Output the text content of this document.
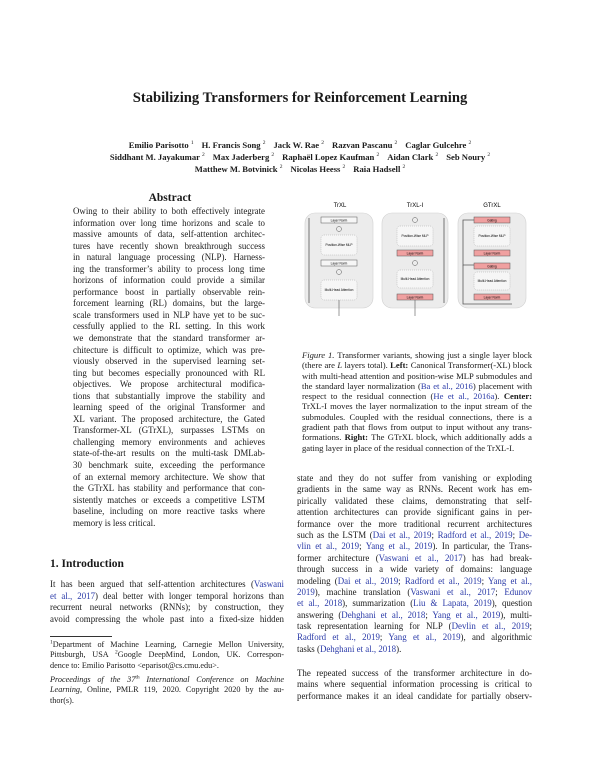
Stabilizing Transformers for Reinforcement Learning
Emilio Parisotto $^1$ H. Francis Song $^2$ Jack W. Rae $^2$ Razvan Pascanu $^2$ Caglar Gulcehre $^2$
Siddhant M. Jayakumar $^2$ Max Jaderberg $^2$ Raphaël Lopez Kaufman $^2$ Aidan Clark $^2$ Seb Noury $^2$
Matthew M. Botvinick $^2$ Nicolas Heess $^2$ Raia Hadsell $^2$
Abstract
Owing to their ability to both effectively integrate
information over long time horizons and scale to
massive amounts of data, self-attention architec-
tures have recently shown breakthrough success
in natural language processing (NLP). Harness-
ing the transformer’s ability to process long time
horizons of information could provide a similar
performance boost in partially observable rein-
forcement learning (RL) domains, but the large-
scale transformers used in NLP have yet to be suc-
cessfully applied to the RL setting. In this work
we demonstrate that the standard transformer ar-
chitecture is difficult to optimize, which was pre-
viously observed in the supervised learning set-
ting but becomes especially pronounced with RL
objectives. We propose architectural modifica-
tions that substantially improve the stability and
learning speed of the original Transformer and
XL variant. The proposed architecture, the Gated
Transformer-XL (GTrXL), surpasses LSTMs on
challenging memory environments and achieves
state-of-the-art results on the multi-task DMLab-
30 benchmark suite, exceeding the performance
of an external memory architecture. We show that
the GTrXL has stability and performance that con-
sistently matches or exceeds a competitive LSTM
baseline, including on more reactive tasks where
memory is less critical.
1. Introduction
It has been argued that self-attention architectures (Vaswani
et al., 2017) deal better with longer temporal horizons than
recurrent neural networks (RNNs); by construction, they
avoid compressing the whole past into a fixed-size hidden
$^1$Department of Machine Learning, Carnegie Mellon University,
Pittsburgh, USA $^2$Google DeepMind, London, UK. Correspon-
dence to: Emilio Parisotto <eparisot@cs.cmu.edu>.
Proceedings of the 37th International Conference on Machine
Learning, Online, PMLR 119, 2020. Copyright 2020 by the au-
thor(s).
TrXL
Layer Norm
Position-Wise MLP
Layer Norm
Multi-Head Attention
TrXL-I
Position-Wise MLP
Layer Norm
Multi-Head Attention
Layer Norm
GTrXL
Gating
Position-Wise MLP
Layer Norm
Gating
Multi-Head Attention
Layer Norm
Figure 1. Transformer variants, showing just a single layer block
(there are L layers total). Left: Canonical Transformer(-XL) block
with multi-head attention and position-wise MLP submodules and
the standard layer normalization (Ba et al., 2016) placement with
respect to the residual connection (He et al., 2016a). Center:
TrXL-I moves the layer normalization to the input stream of the
submodules. Coupled with the residual connections, there is a
gradient path that flows from output to input without any trans-
formations. Right: The GTrXL block, which additionally adds a
gating layer in place of the residual connection of the TrXL-I.
state and they do not suffer from vanishing or exploding
gradients in the same way as RNNs. Recent work has em-
pirically validated these claims, demonstrating that self-
attention architectures can provide significant gains in per-
formance over the more traditional recurrent architectures
such as the LSTM (Dai et al., 2019; Radford et al., 2019; De-
vlin et al., 2019; Yang et al., 2019). In particular, the Trans-
former architecture (Vaswani et al., 2017) has had break-
through success in a wide variety of domains: language
modeling (Dai et al., 2019; Radford et al., 2019; Yang et al.,
2019), machine translation (Vaswani et al., 2017; Edunov
et al., 2018), summarization (Liu & Lapata, 2019), question
answering (Dehghani et al., 2018; Yang et al., 2019), multi-
task representation learning for NLP (Devlin et al., 2019;
Radford et al., 2019; Yang et al., 2019), and algorithmic
tasks (Dehghani et al., 2018).
The repeated success of the transformer architecture in do-
mains where sequential information processing is critical to
performance makes it an ideal candidate for partially observ-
::::
- _Goal_
Images do not belong in the copy; reproduce all other parts of the records above verbatim.

- _Solution to this task_
Output the text content of this document.
Stabilizing Transformers for Reinforcement Learning
Emilio Parisotto $^1$ H. Francis Song $^2$ Jack W. Rae $^2$ Razvan Pascanu $^2$ Caglar Gulcehre $^2$
Siddhant M. Jayakumar $^2$ Max Jaderberg $^2$ Raphaël Lopez Kaufman $^2$ Aidan Clark $^2$ Seb Noury $^2$
Matthew M. Botvinick $^2$ Nicolas Heess $^2$ Raia Hadsell $^2$
Abstract
Owing to their ability to both effectively integrate
information over long time horizons and scale to
massive amounts of data, self-attention architec-
tures have recently shown breakthrough success
in natural language processing (NLP). Harness-
ing the transformer’s ability to process long time
horizons of information could provide a similar
performance boost in partially observable rein-
forcement learning (RL) domains, but the large-
scale transformers used in NLP have yet to be suc-
cessfully applied to the RL setting. In this work
we demonstrate that the standard transformer ar-
chitecture is difficult to optimize, which was pre-
viously observed in the supervised learning set-
ting but becomes especially pronounced with RL
objectives. We propose architectural modifica-
tions that substantially improve the stability and
learning speed of the original Transformer and
XL variant. The proposed architecture, the Gated
Transformer-XL (GTrXL), surpasses LSTMs on
challenging memory environments and achieves
state-of-the-art results on the multi-task DMLab-
30 benchmark suite, exceeding the performance
of an external memory architecture. We show that
the GTrXL has stability and performance that con-
sistently matches or exceeds a competitive LSTM
baseline, including on more reactive tasks where
memory is less critical.
1. Introduction
It has been argued that self-attention architectures (Vaswani
et al., 2017) deal better with longer temporal horizons than
recurrent neural networks (RNNs); by construction, they
avoid compressing the whole past into a fixed-size hidden
$^1$Department of Machine Learning, Carnegie Mellon University,
Pittsburgh, USA $^2$Google DeepMind, London, UK. Correspon-
dence to: Emilio Parisotto <eparisot@cs.cmu.edu>.
Proceedings of the 37th International Conference on Machine
Learning, Online, PMLR 119, 2020. Copyright 2020 by the au-
thor(s).
TrXL
Layer Norm
Position-Wise MLP
Layer Norm
Multi-Head Attention
TrXL-I
Position-Wise MLP
Layer Norm
Multi-Head Attention
Layer Norm
GTrXL
Gating
Position-Wise MLP
Layer Norm
Gating
Multi-Head Attention
Layer Norm
Figure 1. Transformer variants, showing just a single layer block
(there are L layers total). Left: Canonical Transformer(-XL) block
with multi-head attention and position-wise MLP submodules and
the standard layer normalization (Ba et al., 2016) placement with
respect to the residual connection (He et al., 2016a). Center:
TrXL-I moves the layer normalization to the input stream of the
submodules. Coupled with the residual connections, there is a
gradient path that flows from output to input without any trans-
formations. Right: The GTrXL block, which additionally adds a
gating layer in place of the residual connection of the TrXL-I.
state and they do not suffer from vanishing or exploding
gradients in the same way as RNNs. Recent work has em-
pirically validated these claims, demonstrating that self-
attention architectures can provide significant gains in per-
formance over the more traditional recurrent architectures
such as the LSTM (Dai et al., 2019; Radford et al., 2019; De-
vlin et al., 2019; Yang et al., 2019). In particular, the Trans-
former architecture (Vaswani et al., 2017) has had break-
through success in a wide variety of domains: language
modeling (Dai et al., 2019; Radford et al., 2019; Yang et al.,
2019), machine translation (Vaswani et al., 2017; Edunov
et al., 2018), summarization (Liu & Lapata, 2019), question
answering (Dehghani et al., 2018; Yang et al., 2019), multi-
task representation learning for NLP (Devlin et al., 2019;
Radford et al., 2019; Yang et al., 2019), and algorithmic
tasks (Dehghani et al., 2018).
The repeated success of the transformer architecture in do-
mains where sequential information processing is critical to
performance makes it an ideal candidate for partially observ-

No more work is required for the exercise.